◆ **Instructions to follow**
Convert the lines of the material, from its first line through the line containing "Bar [149,222,174,390]", inclusive, into a numbered list, omitting any blank lines.

+ + + +

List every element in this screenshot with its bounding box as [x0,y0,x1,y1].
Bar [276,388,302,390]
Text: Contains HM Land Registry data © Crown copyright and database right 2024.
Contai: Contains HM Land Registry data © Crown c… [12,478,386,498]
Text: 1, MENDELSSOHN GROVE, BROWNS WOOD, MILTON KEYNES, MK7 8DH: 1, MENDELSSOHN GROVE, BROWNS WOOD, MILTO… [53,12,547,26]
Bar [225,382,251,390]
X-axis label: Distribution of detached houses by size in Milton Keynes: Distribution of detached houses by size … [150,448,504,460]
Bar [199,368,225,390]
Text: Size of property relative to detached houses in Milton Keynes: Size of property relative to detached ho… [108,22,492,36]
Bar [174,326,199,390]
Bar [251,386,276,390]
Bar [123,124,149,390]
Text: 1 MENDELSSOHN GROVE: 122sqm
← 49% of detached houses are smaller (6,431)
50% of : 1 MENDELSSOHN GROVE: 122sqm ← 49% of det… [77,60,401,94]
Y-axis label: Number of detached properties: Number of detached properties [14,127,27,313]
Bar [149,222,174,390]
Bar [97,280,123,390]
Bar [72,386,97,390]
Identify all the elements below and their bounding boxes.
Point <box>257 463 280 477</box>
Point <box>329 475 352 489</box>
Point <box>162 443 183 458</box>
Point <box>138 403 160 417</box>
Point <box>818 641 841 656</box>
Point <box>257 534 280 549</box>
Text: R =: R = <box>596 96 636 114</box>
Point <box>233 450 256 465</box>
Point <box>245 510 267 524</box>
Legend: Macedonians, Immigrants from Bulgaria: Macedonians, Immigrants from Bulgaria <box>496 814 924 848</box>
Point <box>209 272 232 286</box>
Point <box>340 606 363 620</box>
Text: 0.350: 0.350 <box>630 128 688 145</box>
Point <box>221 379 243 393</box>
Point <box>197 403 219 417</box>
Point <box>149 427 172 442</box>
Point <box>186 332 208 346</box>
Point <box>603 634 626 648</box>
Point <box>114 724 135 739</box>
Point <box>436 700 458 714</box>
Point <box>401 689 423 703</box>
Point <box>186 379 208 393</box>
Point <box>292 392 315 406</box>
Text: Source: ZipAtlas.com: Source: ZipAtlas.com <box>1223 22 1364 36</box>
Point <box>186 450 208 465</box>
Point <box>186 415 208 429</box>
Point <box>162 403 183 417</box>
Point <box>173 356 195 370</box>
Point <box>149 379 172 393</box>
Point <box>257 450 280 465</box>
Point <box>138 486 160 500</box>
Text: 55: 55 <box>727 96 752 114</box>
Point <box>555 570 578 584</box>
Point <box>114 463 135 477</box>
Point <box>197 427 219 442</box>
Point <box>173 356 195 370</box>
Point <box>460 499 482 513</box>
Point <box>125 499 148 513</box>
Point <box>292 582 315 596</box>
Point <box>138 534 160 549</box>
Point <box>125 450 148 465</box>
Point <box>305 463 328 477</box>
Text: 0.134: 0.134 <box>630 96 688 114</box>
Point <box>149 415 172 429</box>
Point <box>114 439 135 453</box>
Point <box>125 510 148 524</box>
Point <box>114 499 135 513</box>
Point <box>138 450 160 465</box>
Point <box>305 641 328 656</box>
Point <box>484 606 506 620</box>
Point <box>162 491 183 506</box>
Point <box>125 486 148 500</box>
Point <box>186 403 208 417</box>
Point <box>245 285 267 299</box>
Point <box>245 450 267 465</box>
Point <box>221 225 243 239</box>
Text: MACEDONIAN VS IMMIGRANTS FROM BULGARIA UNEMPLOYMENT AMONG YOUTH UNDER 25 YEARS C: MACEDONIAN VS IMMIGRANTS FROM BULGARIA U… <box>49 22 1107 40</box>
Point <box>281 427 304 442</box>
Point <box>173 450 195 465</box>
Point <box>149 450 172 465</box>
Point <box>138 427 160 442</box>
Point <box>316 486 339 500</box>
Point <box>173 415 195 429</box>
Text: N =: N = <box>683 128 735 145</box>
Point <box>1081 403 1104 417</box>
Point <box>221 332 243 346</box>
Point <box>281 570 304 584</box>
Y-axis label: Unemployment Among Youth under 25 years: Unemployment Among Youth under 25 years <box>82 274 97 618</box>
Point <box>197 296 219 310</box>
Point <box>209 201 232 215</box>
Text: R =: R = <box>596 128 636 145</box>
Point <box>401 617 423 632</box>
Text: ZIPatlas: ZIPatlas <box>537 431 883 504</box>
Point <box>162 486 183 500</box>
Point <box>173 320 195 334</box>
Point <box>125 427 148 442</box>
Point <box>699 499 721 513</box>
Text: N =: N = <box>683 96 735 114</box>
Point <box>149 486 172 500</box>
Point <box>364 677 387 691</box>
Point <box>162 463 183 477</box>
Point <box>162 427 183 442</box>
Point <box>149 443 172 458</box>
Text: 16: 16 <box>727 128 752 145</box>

+ + + +

◆ **Task solution**
1. List every element in this screenshot with its bounding box as [x0,y0,x1,y1].
2. Bar [276,388,302,390]
3. Text: Contains HM Land Registry data © Crown copyright and database right 2024.
4. Contai: Contains HM Land Registry data © Crown c… [12,478,386,498]
5. Text: 1, MENDELSSOHN GROVE, BROWNS WOOD, MILTON KEYNES, MK7 8DH: 1, MENDELSSOHN GROVE, BROWNS WOOD, MILTO… [53,12,547,26]
6. Bar [225,382,251,390]
7. X-axis label: Distribution of detached houses by size in Milton Keynes: Distribution of detached houses by size … [150,448,504,460]
8. Bar [199,368,225,390]
9. Text: Size of property relative to detached houses in Milton Keynes: Size of property relative to detached ho… [108,22,492,36]
10. Bar [174,326,199,390]
11. Bar [251,386,276,390]
12. Bar [123,124,149,390]
13. Text: 1 MENDELSSOHN GROVE: 122sqm
14. ← 49% of detached houses are smaller (6,431)
15. 50% of : 1 MENDELSSOHN GROVE: 122sqm ← 49% of det… [77,60,401,94]
16. Y-axis label: Number of detached properties: Number of detached properties [14,127,27,313]
17. Bar [149,222,174,390]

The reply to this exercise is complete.